BEGIN Stored rows

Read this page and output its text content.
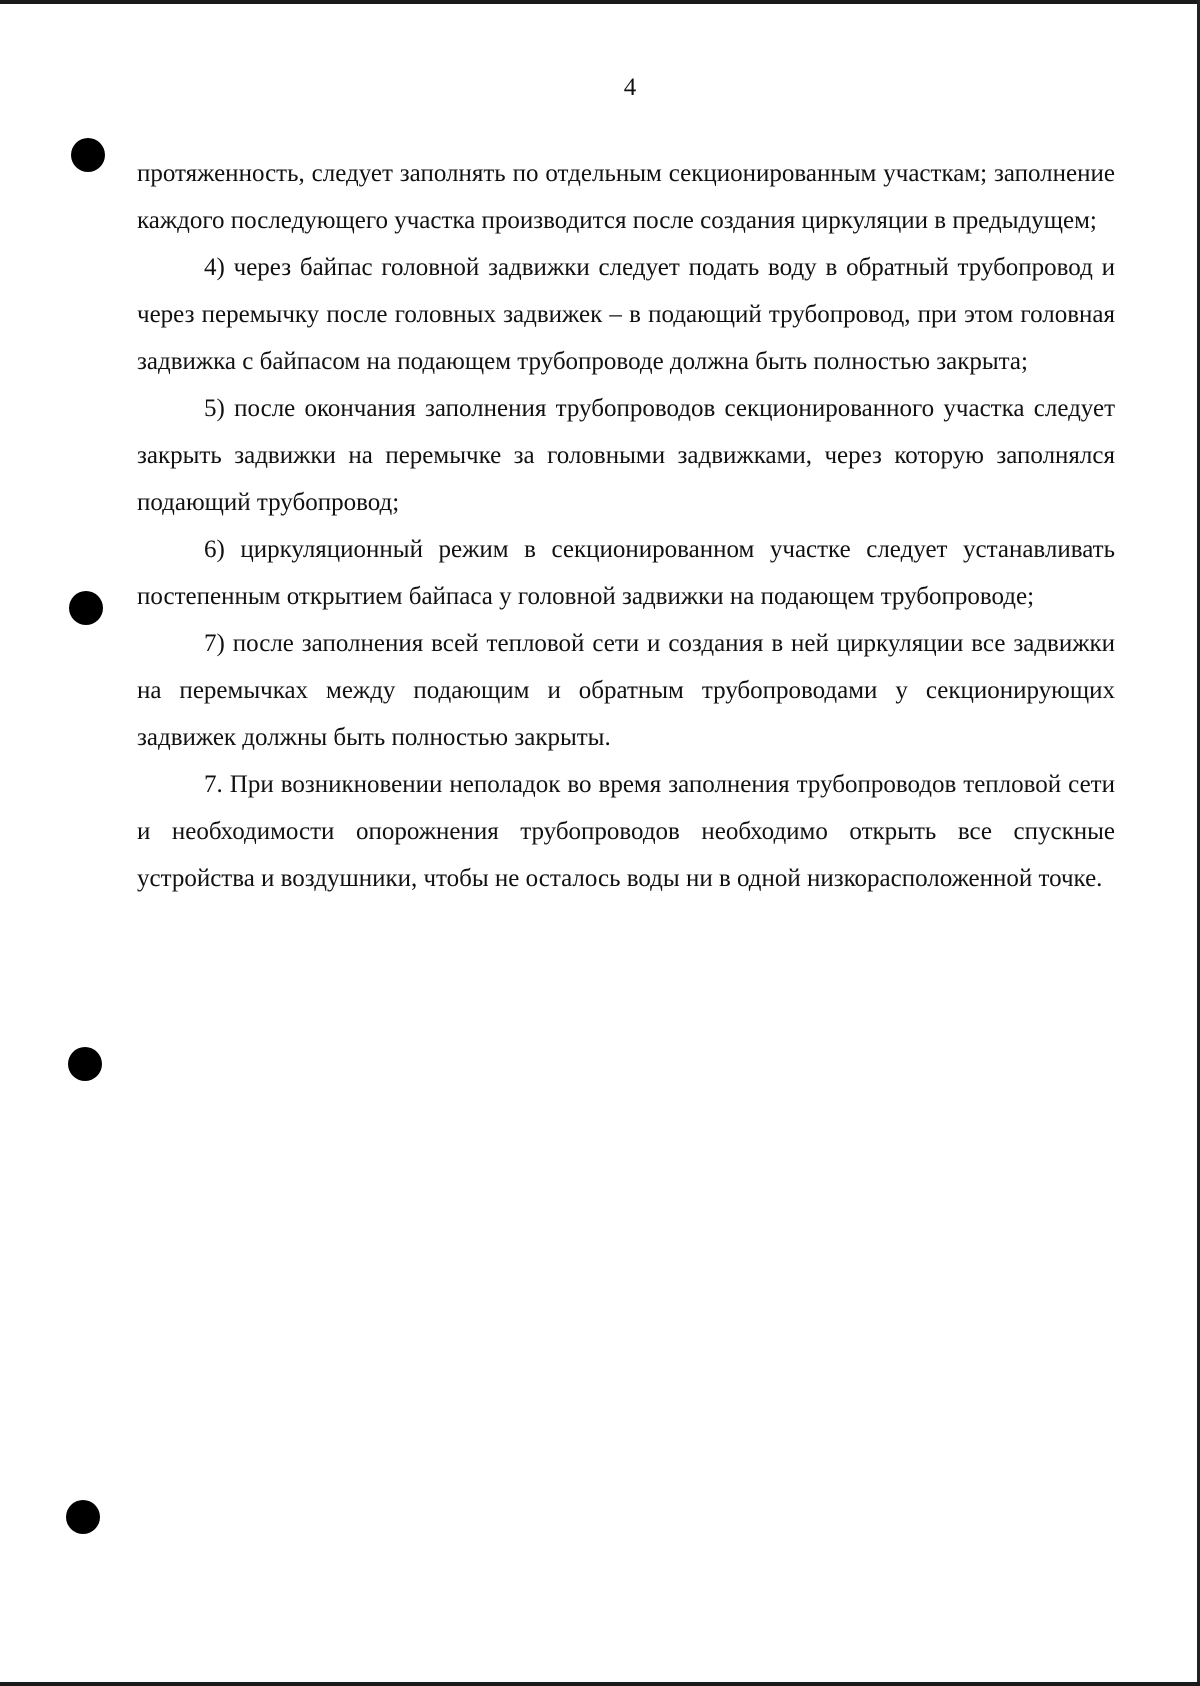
4

протяженность, следует заполнять по отдельным секционированным участкам; заполнение каждого последующего участка производится после создания циркуляции в предыдущем;

4) через байпас головной задвижки следует подать воду в обратный трубопровод и через перемычку после головных задвижек – в подающий трубопровод, при этом головная задвижка с байпасом на подающем трубопроводе должна быть полностью закрыта;

5) после окончания заполнения трубопроводов секционированного участка следует закрыть задвижки на перемычке за головными задвижками, через которую заполнялся подающий трубопровод;

6) циркуляционный режим в секционированном участке следует устанавливать постепенным открытием байпаса у головной задвижки на подающем трубопроводе;

7) после заполнения всей тепловой сети и создания в ней циркуляции все задвижки на перемычках между подающим и обратным трубопроводами у секционирующих задвижек должны быть полностью закрыты.

7. При возникновении неполадок во время заполнения трубопроводов тепловой сети и необходимости опорожнения трубопроводов необходимо открыть все спускные устройства и воздушники, чтобы не осталось воды ни в одной низкорасположенной точке.
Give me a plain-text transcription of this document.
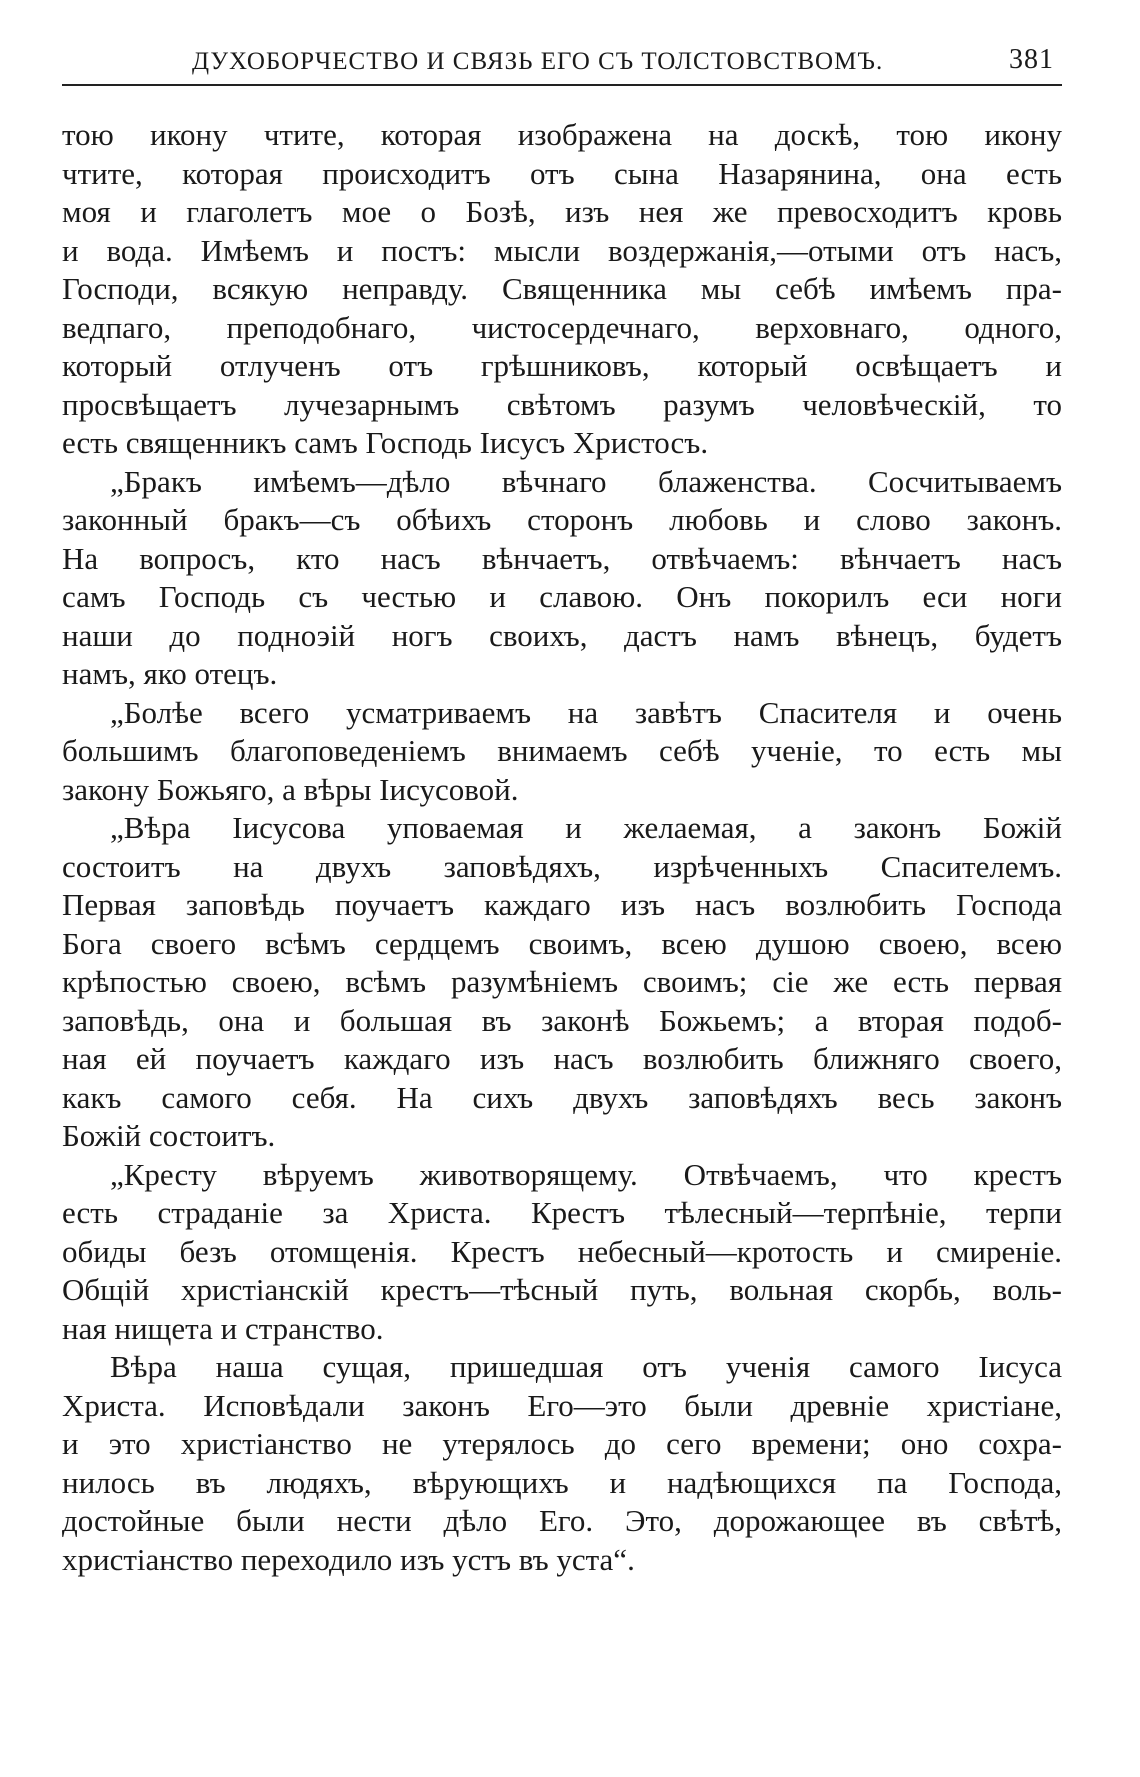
ДУХОБОРЧЕСТВО И СВЯЗЬ ЕГО СЪ ТОЛСТОВСТВОМЪ.	381
тою икону чтите, которая изображена на доскѣ, тою икону
чтите, которая происходитъ отъ сына Назарянина, она есть
моя и глаголетъ мое о Бозѣ, изъ нея же превосходитъ кровь
и вода. Имѣемъ и постъ: мысли воздержанія,—отыми отъ насъ,
Господи, всякую неправду. Священника мы себѣ имѣемъ пра-
ведпаго, преподобнаго, чистосердечнаго, верховнаго, одного,
который отлученъ отъ грѣшниковъ, который освѣщаетъ и
просвѣщаетъ лучезарнымъ свѣтомъ разумъ человѣческій, то
есть священникъ самъ Господь Іисусъ Христосъ.
„Бракъ имѣемъ—дѣло вѣчнаго блаженства. Сосчитываемъ
законный бракъ—съ обѣихъ сторонъ любовь и слово законъ.
На вопросъ, кто насъ вѣнчаетъ, отвѣчаемъ: вѣнчаетъ насъ
самъ Господь съ честью и славою. Онъ покорилъ еси ноги
наши до подноэій ногъ своихъ, дастъ намъ вѣнецъ, будетъ
намъ, яко отецъ.
„Болѣе всего усматриваемъ на завѣтъ Спасителя и очень
большимъ благоповеденіемъ внимаемъ себѣ ученіе, то есть мы
закону Божьяго, а вѣры Іисусовой.
„Вѣра Іисусова уповаемая и желаемая, а законъ Божій
состоитъ на двухъ заповѣдяхъ, изрѣченныхъ Спасителемъ.
Первая заповѣдь поучаетъ каждаго изъ насъ возлюбить Господа
Бога своего всѣмъ сердцемъ своимъ, всею душою своею, всею
крѣпостью своею, всѣмъ разумѣніемъ своимъ; сіе же есть первая
заповѣдь, она и большая въ законѣ Божьемъ; а вторая подоб-
ная ей поучаетъ каждаго изъ насъ возлюбить ближняго своего,
какъ самого себя. На сихъ двухъ заповѣдяхъ весь законъ
Божій состоитъ.
„Кресту вѣруемъ животворящему. Отвѣчаемъ, что крестъ
есть страданіе за Христа. Крестъ тѣлесный—терпѣніе, терпи
обиды безъ отомщенія. Крестъ небесный—кротость и смиреніе.
Общій христіанскій крестъ—тѣсный путь, вольная скорбь, воль-
ная нищета и странство.
Вѣра наша сущая, пришедшая отъ ученія самого Іисуса
Христа. Исповѣдали законъ Его—это были древніе христіане,
и это христіанство не утерялось до сего времени; оно сохра-
нилось въ людяхъ, вѣрующихъ и надѣющихся па Господа,
достойные были нести дѣло Его. Это, дорожающее въ свѣтѣ,
христіанство переходило изъ устъ въ уста“.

END Stored rows

(Prompt) Using the records above, find and show each line with the string "подающий".

(Solution to this task)
4) через байпас головной задвижки следует подать воду в обратный трубопровод и через перемычку после головных задвижек – в подающий трубопровод, при этом головная задвижка с байпасом на подающем трубопроводе должна быть полностью закрыта;
5) после окончания заполнения трубопроводов секционированного участка следует закрыть задвижки на перемычке за головными задвижками, через которую заполнялся подающий трубопровод;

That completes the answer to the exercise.